[Collection entries]
======

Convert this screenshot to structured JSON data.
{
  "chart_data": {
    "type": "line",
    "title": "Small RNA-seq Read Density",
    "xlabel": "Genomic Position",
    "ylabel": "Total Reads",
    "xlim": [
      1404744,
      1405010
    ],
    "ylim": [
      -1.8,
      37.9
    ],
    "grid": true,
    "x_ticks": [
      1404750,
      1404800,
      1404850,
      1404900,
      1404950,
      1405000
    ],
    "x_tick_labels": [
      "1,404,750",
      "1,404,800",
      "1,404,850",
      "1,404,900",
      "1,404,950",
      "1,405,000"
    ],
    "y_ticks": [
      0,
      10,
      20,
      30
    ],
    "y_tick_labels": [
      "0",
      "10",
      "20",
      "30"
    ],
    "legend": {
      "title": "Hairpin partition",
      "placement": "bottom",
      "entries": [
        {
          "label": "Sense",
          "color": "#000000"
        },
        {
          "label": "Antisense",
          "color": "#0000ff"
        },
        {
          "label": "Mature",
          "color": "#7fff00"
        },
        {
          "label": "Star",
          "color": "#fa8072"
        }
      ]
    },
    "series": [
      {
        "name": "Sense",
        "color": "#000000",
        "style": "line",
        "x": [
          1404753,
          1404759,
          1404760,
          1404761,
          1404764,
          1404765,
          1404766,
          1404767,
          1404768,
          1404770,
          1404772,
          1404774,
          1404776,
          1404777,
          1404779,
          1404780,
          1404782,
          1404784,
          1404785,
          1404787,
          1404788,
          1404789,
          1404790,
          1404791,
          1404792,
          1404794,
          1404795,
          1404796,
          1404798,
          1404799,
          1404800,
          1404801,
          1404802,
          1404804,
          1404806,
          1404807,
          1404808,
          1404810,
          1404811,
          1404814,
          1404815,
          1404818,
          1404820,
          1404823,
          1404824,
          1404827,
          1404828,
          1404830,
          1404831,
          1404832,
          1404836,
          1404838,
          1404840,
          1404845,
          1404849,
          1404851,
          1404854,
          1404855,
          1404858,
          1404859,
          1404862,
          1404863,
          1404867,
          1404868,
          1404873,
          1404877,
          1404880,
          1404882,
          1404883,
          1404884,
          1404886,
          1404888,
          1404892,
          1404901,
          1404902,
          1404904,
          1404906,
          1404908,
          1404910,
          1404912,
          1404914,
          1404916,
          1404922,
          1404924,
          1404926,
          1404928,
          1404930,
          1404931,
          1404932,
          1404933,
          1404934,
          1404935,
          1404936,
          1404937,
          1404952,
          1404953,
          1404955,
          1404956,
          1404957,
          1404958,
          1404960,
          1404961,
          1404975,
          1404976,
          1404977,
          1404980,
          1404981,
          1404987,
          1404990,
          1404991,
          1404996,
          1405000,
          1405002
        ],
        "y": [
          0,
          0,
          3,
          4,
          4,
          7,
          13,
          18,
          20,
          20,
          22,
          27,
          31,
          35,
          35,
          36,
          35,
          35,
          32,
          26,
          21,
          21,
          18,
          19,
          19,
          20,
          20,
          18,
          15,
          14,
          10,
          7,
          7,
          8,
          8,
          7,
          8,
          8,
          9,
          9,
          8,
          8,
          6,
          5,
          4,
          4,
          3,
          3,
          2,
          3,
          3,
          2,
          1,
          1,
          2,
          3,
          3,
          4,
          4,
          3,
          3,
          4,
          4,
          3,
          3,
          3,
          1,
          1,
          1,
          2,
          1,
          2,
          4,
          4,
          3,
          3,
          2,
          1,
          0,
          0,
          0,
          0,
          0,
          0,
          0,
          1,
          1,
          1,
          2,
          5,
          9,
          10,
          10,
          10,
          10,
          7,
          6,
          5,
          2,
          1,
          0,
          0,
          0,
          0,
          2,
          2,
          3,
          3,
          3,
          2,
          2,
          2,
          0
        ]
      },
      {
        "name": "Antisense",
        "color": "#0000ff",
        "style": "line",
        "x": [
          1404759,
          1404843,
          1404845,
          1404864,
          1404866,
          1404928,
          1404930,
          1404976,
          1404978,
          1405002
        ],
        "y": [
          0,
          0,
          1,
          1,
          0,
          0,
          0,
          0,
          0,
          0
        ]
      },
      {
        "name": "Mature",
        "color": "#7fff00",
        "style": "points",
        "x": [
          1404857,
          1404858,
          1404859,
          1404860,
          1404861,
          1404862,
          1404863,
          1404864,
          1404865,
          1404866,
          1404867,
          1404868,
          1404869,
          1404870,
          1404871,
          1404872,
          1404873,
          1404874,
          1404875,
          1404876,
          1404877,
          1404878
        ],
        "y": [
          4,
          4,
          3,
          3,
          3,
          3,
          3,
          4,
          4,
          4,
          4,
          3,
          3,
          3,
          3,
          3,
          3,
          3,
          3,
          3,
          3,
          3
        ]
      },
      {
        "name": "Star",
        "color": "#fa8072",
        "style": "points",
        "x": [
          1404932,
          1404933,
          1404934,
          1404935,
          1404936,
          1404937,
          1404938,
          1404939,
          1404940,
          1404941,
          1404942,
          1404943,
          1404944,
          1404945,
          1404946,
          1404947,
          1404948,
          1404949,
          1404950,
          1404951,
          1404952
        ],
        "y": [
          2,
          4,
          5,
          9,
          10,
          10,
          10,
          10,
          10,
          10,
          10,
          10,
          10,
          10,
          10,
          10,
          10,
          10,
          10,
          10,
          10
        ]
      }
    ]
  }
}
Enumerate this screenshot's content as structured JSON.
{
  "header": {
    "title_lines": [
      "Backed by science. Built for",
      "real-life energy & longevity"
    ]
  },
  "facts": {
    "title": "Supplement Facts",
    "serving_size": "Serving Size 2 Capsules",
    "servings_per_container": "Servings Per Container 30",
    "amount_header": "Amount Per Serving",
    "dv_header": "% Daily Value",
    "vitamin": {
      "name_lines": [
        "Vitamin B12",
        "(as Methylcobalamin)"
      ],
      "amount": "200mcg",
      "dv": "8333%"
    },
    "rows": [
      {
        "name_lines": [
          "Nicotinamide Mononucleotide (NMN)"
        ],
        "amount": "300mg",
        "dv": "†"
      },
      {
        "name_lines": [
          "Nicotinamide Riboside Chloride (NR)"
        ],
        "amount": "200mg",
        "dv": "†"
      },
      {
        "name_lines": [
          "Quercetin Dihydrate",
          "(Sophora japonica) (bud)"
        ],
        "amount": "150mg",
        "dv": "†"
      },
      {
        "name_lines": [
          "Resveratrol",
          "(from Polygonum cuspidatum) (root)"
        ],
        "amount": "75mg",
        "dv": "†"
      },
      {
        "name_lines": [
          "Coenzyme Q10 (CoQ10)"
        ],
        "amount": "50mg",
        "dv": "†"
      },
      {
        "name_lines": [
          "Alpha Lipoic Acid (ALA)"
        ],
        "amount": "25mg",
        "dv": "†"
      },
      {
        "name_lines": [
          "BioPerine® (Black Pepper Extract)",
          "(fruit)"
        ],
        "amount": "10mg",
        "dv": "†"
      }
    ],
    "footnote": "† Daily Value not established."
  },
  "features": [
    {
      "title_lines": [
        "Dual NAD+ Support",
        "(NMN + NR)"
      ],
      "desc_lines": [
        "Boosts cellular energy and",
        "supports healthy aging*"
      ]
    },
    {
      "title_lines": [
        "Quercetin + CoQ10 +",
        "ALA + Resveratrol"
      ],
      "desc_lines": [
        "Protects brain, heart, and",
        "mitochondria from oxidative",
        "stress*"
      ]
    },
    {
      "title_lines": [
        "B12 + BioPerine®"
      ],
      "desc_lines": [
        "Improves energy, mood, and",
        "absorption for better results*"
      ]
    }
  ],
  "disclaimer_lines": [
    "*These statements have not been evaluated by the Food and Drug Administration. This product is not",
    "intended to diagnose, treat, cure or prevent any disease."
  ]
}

======

WHAT THE TASK ASKS » Retype the data in full, and keep every line identical to the original.

ANSWER BOX »
Convert this screenshot to structured JSON data.
{
  "chart_data": {
    "type": "line",
    "title": "Small RNA-seq Read Density",
    "xlabel": "Genomic Position",
    "ylabel": "Total Reads",
    "xlim": [
      1404744,
      1405010
    ],
    "ylim": [
      -1.8,
      37.9
    ],
    "grid": true,
    "x_ticks": [
      1404750,
      1404800,
      1404850,
      1404900,
      1404950,
      1405000
    ],
    "x_tick_labels": [
      "1,404,750",
      "1,404,800",
      "1,404,850",
      "1,404,900",
      "1,404,950",
      "1,405,000"
    ],
    "y_ticks": [
      0,
      10,
      20,
      30
    ],
    "y_tick_labels": [
      "0",
      "10",
      "20",
      "30"
    ],
    "legend": {
      "title": "Hairpin partition",
      "placement": "bottom",
      "entries": [
        {
          "label": "Sense",
          "color": "#000000"
        },
        {
          "label": "Antisense",
          "color": "#0000ff"
        },
        {
          "label": "Mature",
          "color": "#7fff00"
        },
        {
          "label": "Star",
          "color": "#fa8072"
        }
      ]
    },
    "series": [
      {
        "name": "Sense",
        "color": "#000000",
        "style": "line",
        "x": [
          1404753,
          1404759,
          1404760,
          1404761,
          1404764,
          1404765,
          1404766,
          1404767,
          1404768,
          1404770,
          1404772,
          1404774,
          1404776,
          1404777,
          1404779,
          1404780,
          1404782,
          1404784,
          1404785,
          1404787,
          1404788,
          1404789,
          1404790,
          1404791,
          1404792,
          1404794,
          1404795,
          1404796,
          1404798,
          1404799,
          1404800,
          1404801,
          1404802,
          1404804,
          1404806,
          1404807,
          1404808,
          1404810,
          1404811,
          1404814,
          1404815,
          1404818,
          1404820,
          1404823,
          1404824,
          1404827,
          1404828,
          1404830,
          1404831,
          1404832,
          1404836,
          1404838,
          1404840,
          1404845,
          1404849,
          1404851,
          1404854,
          1404855,
          1404858,
          1404859,
          1404862,
          1404863,
          1404867,
          1404868,
          1404873,
          1404877,
          1404880,
          1404882,
          1404883,
          1404884,
          1404886,
          1404888,
          1404892,
          1404901,
          1404902,
          1404904,
          1404906,
          1404908,
          1404910,
          1404912,
          1404914,
          1404916,
          1404922,
          1404924,
          1404926,
          1404928,
          1404930,
          1404931,
          1404932,
          1404933,
          1404934,
          1404935,
          1404936,
          1404937,
          1404952,
          1404953,
          1404955,
          1404956,
          1404957,
          1404958,
          1404960,
          1404961,
          1404975,
          1404976,
          1404977,
          1404980,
          1404981,
          1404987,
          1404990,
          1404991,
          1404996,
          1405000,
          1405002
        ],
        "y": [
          0,
          0,
          3,
          4,
          4,
          7,
          13,
          18,
          20,
          20,
          22,
          27,
          31,
          35,
          35,
          36,
          35,
          35,
          32,
          26,
          21,
          21,
          18,
          19,
          19,
          20,
          20,
          18,
          15,
          14,
          10,
          7,
          7,
          8,
          8,
          7,
          8,
          8,
          9,
          9,
          8,
          8,
          6,
          5,
          4,
          4,
          3,
          3,
          2,
          3,
          3,
          2,
          1,
          1,
          2,
          3,
          3,
          4,
          4,
          3,
          3,
          4,
          4,
          3,
          3,
          3,
          1,
          1,
          1,
          2,
          1,
          2,
          4,
          4,
          3,
          3,
          2,
          1,
          0,
          0,
          0,
          0,
          0,
          0,
          0,
          1,
          1,
          1,
          2,
          5,
          9,
          10,
          10,
          10,
          10,
          7,
          6,
          5,
          2,
          1,
          0,
          0,
          0,
          0,
          2,
          2,
          3,
          3,
          3,
          2,
          2,
          2,
          0
        ]
      },
      {
        "name": "Antisense",
        "color": "#0000ff",
        "style": "line",
        "x": [
          1404759,
          1404843,
          1404845,
          1404864,
          1404866,
          1404928,
          1404930,
          1404976,
          1404978,
          1405002
        ],
        "y": [
          0,
          0,
          1,
          1,
          0,
          0,
          0,
          0,
          0,
          0
        ]
      },
      {
        "name": "Mature",
        "color": "#7fff00",
        "style": "points",
        "x": [
          1404857,
          1404858,
          1404859,
          1404860,
          1404861,
          1404862,
          1404863,
          1404864,
          1404865,
          1404866,
          1404867,
          1404868,
          1404869,
          1404870,
          1404871,
          1404872,
          1404873,
          1404874,
          1404875,
          1404876,
          1404877,
          1404878
        ],
        "y": [
          4,
          4,
          3,
          3,
          3,
          3,
          3,
          4,
          4,
          4,
          4,
          3,
          3,
          3,
          3,
          3,
          3,
          3,
          3,
          3,
          3,
          3
        ]
      },
      {
        "name": "Star",
        "color": "#fa8072",
        "style": "points",
        "x": [
          1404932,
          1404933,
          1404934,
          1404935,
          1404936,
          1404937,
          1404938,
          1404939,
          1404940,
          1404941,
          1404942,
          1404943,
          1404944,
          1404945,
          1404946,
          1404947,
          1404948,
          1404949,
          1404950,
          1404951,
          1404952
        ],
        "y": [
          2,
          4,
          5,
          9,
          10,
          10,
          10,
          10,
          10,
          10,
          10,
          10,
          10,
          10,
          10,
          10,
          10,
          10,
          10,
          10,
          10
        ]
      }
    ]
  }
}
Enumerate this screenshot's content as structured JSON.
{
  "header": {
    "title_lines": [
      "Backed by science. Built for",
      "real-life energy & longevity"
    ]
  },
  "facts": {
    "title": "Supplement Facts",
    "serving_size": "Serving Size 2 Capsules",
    "servings_per_container": "Servings Per Container 30",
    "amount_header": "Amount Per Serving",
    "dv_header": "% Daily Value",
    "vitamin": {
      "name_lines": [
        "Vitamin B12",
        "(as Methylcobalamin)"
      ],
      "amount": "200mcg",
      "dv": "8333%"
    },
    "rows": [
      {
        "name_lines": [
          "Nicotinamide Mononucleotide (NMN)"
        ],
        "amount": "300mg",
        "dv": "†"
      },
      {
        "name_lines": [
          "Nicotinamide Riboside Chloride (NR)"
        ],
        "amount": "200mg",
        "dv": "†"
      },
      {
        "name_lines": [
          "Quercetin Dihydrate",
          "(Sophora japonica) (bud)"
        ],
        "amount": "150mg",
        "dv": "†"
      },
      {
        "name_lines": [
          "Resveratrol",
          "(from Polygonum cuspidatum) (root)"
        ],
        "amount": "75mg",
        "dv": "†"
      },
      {
        "name_lines": [
          "Coenzyme Q10 (CoQ10)"
        ],
        "amount": "50mg",
        "dv": "†"
      },
      {
        "name_lines": [
          "Alpha Lipoic Acid (ALA)"
        ],
        "amount": "25mg",
        "dv": "†"
      },
      {
        "name_lines": [
          "BioPerine® (Black Pepper Extract)",
          "(fruit)"
        ],
        "amount": "10mg",
        "dv": "†"
      }
    ],
    "footnote": "† Daily Value not established."
  },
  "features": [
    {
      "title_lines": [
        "Dual NAD+ Support",
        "(NMN + NR)"
      ],
      "desc_lines": [
        "Boosts cellular energy and",
        "supports healthy aging*"
      ]
    },
    {
      "title_lines": [
        "Quercetin + CoQ10 +",
        "ALA + Resveratrol"
      ],
      "desc_lines": [
        "Protects brain, heart, and",
        "mitochondria from oxidative",
        "stress*"
      ]
    },
    {
      "title_lines": [
        "B12 + BioPerine®"
      ],
      "desc_lines": [
        "Improves energy, mood, and",
        "absorption for better results*"
      ]
    }
  ],
  "disclaimer_lines": [
    "*These statements have not been evaluated by the Food and Drug Administration. This product is not",
    "intended to diagnose, treat, cure or prevent any disease."
  ]
}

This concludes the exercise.